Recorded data
---+---
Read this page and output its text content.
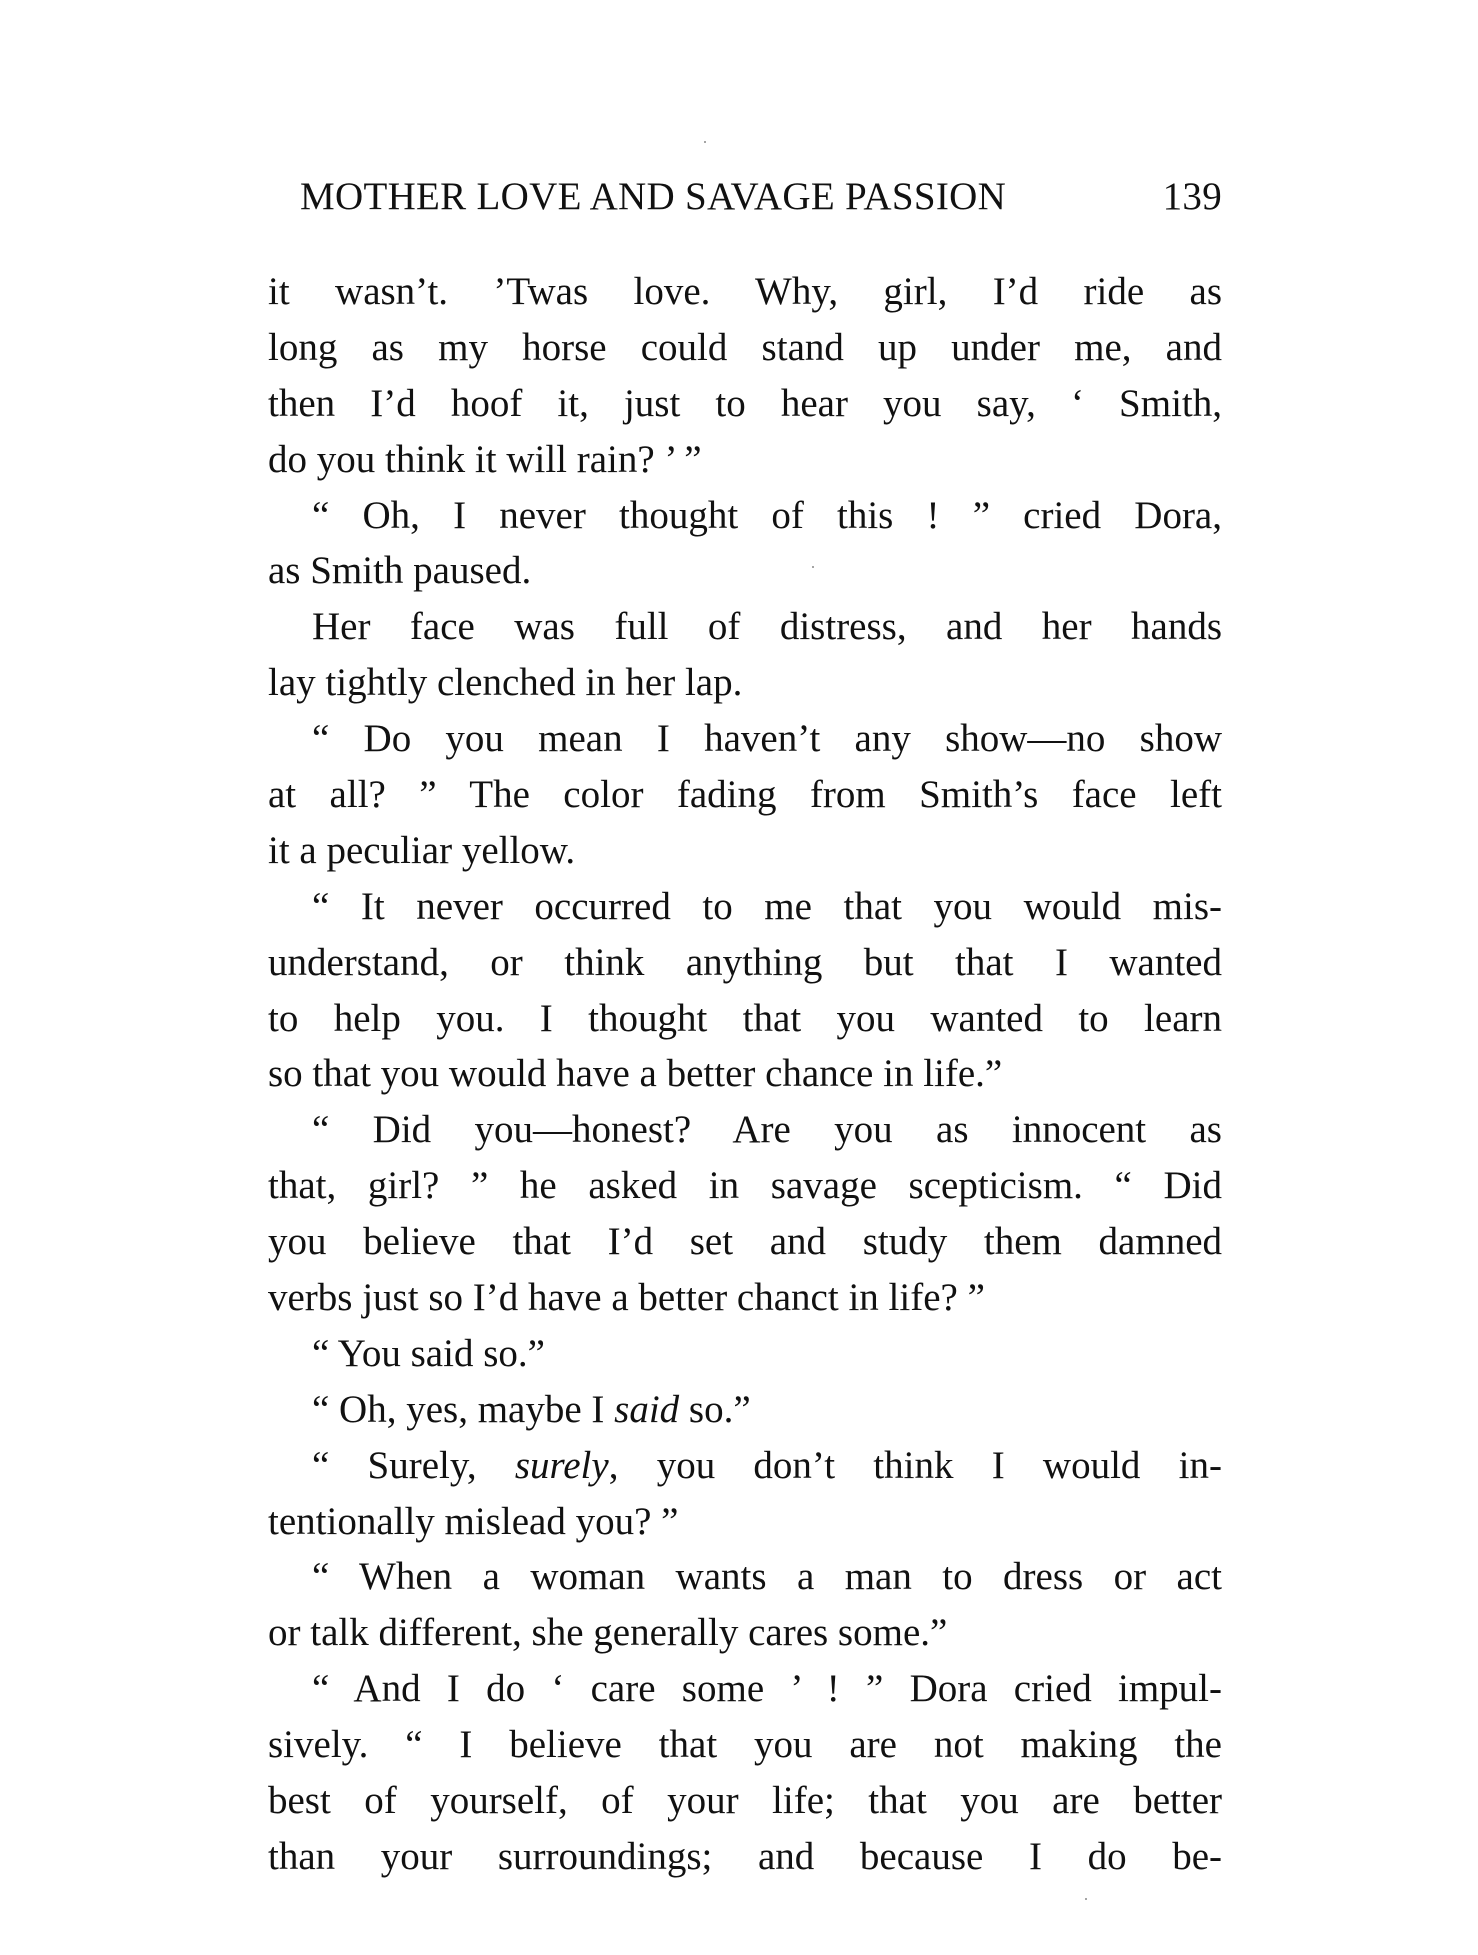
MOTHER LOVE AND SAVAGE PASSION	139
it wasn’t. ’Twas love. Why, girl, I’d ride as
long as my horse could stand up under me, and
then I’d hoof it, just to hear you say, ‘ Smith,
do you think it will rain? ’ ”
“ Oh, I never thought of this ! ” cried Dora,
as Smith paused.
Her face was full of distress, and her hands
lay tightly clenched in her lap.
“ Do you mean I haven’t any show—no show
at all? ” The color fading from Smith’s face left
it a peculiar yellow.
“ It never occurred to me that you would mis-
understand, or think anything but that I wanted
to help you. I thought that you wanted to learn
so that you would have a better chance in life.”
“ Did you—honest? Are you as innocent as
that, girl? ” he asked in savage scepticism. “ Did
you believe that I’d set and study them damned
verbs just so I’d have a better chanct in life? ”
“ You said so.”
“ Oh, yes, maybe I said so.”
“ Surely, surely, you don’t think I would in-
tentionally mislead you? ”
“ When a woman wants a man to dress or act
or talk different, she generally cares some.”
“ And I do ‘ care some ’ ! ” Dora cried impul-
sively. “ I believe that you are not making the
best of yourself, of your life; that you are better
than your surroundings; and because I do be-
---+---
*Task*.
Report how many lines of the records above contain the word "just", and give only that number.

*Task output*.
2